Task requirements: Pick out the lines below that contain the string "color" and copy them all.

BEGIN

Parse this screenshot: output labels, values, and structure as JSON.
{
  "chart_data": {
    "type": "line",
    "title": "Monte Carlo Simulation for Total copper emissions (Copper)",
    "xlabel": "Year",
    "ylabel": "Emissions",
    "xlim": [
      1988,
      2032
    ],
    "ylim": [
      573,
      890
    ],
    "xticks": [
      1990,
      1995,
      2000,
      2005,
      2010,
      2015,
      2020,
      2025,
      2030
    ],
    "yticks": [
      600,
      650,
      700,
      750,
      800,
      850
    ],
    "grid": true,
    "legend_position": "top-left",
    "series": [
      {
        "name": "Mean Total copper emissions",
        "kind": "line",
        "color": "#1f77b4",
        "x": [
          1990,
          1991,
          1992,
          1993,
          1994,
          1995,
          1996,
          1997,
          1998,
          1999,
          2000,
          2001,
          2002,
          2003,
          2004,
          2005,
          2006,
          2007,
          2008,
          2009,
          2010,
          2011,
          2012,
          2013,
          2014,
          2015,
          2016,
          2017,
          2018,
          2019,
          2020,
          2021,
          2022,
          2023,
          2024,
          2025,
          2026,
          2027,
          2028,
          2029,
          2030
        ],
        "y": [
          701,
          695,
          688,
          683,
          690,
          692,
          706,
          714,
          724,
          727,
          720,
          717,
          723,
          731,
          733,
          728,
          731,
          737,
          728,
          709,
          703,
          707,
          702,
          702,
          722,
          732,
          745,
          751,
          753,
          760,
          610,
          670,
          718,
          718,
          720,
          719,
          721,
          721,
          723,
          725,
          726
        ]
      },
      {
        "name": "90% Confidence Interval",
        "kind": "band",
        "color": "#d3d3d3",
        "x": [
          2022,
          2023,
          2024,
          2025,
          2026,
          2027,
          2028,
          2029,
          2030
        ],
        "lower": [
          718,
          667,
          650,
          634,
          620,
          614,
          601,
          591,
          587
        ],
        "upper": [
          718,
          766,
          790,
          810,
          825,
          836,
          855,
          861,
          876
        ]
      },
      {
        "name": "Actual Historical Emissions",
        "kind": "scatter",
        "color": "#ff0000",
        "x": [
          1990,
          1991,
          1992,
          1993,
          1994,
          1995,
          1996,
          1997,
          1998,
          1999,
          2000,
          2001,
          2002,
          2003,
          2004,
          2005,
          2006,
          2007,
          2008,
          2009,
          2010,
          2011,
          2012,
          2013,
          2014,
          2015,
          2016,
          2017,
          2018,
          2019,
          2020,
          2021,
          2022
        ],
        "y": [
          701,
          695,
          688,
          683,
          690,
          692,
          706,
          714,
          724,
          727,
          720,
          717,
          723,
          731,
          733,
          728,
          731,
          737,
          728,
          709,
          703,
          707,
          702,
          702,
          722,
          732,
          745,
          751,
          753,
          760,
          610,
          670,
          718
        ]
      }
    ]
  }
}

END

Result for this task:
        "color": "#1f77b4",
        "color": "#d3d3d3",
        "color": "#ff0000",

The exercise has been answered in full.